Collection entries
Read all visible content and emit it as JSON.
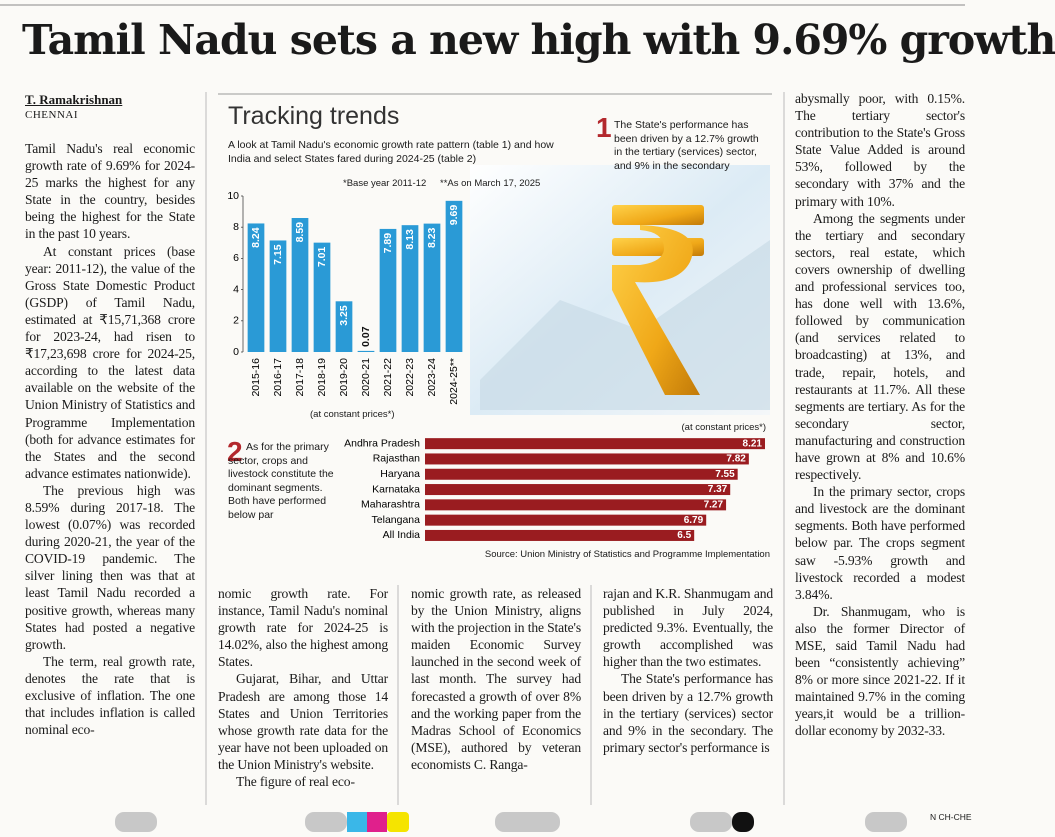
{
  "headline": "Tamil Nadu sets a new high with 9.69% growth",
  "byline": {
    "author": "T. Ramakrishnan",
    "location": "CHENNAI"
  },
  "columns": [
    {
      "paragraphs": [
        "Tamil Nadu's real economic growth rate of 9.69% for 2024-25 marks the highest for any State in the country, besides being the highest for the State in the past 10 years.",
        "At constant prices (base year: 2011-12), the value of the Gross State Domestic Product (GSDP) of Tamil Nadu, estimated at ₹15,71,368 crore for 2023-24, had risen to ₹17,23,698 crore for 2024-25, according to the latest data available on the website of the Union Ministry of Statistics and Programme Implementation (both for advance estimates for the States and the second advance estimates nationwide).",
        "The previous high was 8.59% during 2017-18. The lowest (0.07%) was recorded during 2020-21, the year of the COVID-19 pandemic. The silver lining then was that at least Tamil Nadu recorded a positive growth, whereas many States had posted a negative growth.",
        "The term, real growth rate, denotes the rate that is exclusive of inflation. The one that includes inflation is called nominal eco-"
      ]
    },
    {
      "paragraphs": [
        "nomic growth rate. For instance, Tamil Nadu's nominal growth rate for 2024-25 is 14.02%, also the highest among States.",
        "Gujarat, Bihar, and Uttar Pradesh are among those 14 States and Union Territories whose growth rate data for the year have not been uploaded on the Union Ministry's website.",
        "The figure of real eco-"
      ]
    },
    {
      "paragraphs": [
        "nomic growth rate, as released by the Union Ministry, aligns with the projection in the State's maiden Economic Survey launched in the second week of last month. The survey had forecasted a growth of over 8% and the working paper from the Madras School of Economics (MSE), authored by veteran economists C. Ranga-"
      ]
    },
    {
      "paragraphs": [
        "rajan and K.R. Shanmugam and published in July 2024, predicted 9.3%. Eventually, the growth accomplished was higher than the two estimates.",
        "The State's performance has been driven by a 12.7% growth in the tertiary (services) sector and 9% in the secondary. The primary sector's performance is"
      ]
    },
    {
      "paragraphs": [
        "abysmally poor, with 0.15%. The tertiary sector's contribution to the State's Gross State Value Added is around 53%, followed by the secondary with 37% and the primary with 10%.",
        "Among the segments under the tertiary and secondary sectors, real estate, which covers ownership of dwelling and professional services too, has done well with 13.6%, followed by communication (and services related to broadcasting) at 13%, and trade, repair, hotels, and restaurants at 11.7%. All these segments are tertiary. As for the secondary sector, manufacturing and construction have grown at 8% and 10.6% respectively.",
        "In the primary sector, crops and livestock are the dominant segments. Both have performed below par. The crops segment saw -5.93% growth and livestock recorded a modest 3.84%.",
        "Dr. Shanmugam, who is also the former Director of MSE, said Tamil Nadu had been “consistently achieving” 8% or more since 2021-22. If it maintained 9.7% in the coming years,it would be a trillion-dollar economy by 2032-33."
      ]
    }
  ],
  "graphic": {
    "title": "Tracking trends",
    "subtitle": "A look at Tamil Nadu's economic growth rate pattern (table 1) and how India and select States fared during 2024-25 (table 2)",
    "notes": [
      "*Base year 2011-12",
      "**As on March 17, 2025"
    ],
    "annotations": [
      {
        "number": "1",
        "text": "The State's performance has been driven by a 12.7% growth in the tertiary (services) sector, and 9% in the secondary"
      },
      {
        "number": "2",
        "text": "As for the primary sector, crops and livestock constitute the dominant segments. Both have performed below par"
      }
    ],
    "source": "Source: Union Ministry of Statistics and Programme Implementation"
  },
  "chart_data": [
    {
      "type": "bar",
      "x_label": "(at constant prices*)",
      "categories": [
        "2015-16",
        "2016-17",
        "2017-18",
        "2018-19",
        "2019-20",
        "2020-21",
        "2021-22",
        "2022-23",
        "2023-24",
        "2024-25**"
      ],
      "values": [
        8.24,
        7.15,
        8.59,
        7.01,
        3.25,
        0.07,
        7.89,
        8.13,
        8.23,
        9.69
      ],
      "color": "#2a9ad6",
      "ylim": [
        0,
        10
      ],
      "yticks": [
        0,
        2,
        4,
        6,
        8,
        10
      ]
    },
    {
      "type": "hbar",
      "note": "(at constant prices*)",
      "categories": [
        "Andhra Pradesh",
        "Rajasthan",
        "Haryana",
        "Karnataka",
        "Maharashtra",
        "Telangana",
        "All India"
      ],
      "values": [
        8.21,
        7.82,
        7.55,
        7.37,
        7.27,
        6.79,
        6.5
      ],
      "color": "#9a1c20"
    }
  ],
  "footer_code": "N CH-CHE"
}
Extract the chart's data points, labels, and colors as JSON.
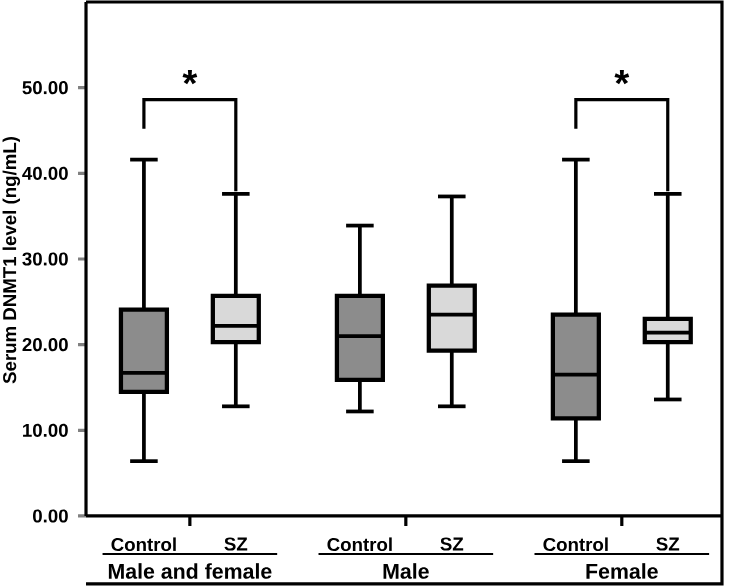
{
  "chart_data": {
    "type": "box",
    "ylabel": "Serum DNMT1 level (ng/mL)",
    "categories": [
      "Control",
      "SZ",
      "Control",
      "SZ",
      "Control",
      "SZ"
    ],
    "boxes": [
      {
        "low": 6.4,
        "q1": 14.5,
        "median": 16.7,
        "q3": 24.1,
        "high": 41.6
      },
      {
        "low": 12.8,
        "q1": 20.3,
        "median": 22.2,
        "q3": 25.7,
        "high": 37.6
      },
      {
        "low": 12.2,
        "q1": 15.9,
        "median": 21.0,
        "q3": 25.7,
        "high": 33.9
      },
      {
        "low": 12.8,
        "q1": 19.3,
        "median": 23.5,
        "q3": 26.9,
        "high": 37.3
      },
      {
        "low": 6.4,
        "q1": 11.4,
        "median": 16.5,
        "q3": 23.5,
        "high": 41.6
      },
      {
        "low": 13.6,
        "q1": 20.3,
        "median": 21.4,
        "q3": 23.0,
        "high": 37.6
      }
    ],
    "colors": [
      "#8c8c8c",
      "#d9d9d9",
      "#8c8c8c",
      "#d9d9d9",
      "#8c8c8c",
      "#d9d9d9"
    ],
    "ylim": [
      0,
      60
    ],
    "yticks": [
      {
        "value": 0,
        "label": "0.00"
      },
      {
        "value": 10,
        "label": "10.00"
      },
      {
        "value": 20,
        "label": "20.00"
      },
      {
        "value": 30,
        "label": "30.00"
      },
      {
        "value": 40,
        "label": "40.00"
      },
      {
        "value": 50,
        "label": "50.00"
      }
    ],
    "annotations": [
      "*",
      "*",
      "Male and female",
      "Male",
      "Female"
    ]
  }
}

_What you will do_
Extract every line containing the string "Programme" from the material.

_Solution to this exercise_
        "At constant prices (base year: 2011-12), the value of the Gross State Domestic Product (GSDP) of Tamil Nadu, estimated at ₹15,71,368 crore for 2023-24, had risen to ₹17,23,698 crore for 2024-25, according to the latest data available on the website of the Union Ministry of Statistics and Programme Implementation (both for advance estimates for the States and the second advance estimates nationwide).",
    "source": "Source: Union Ministry of Statistics and Programme Implementation"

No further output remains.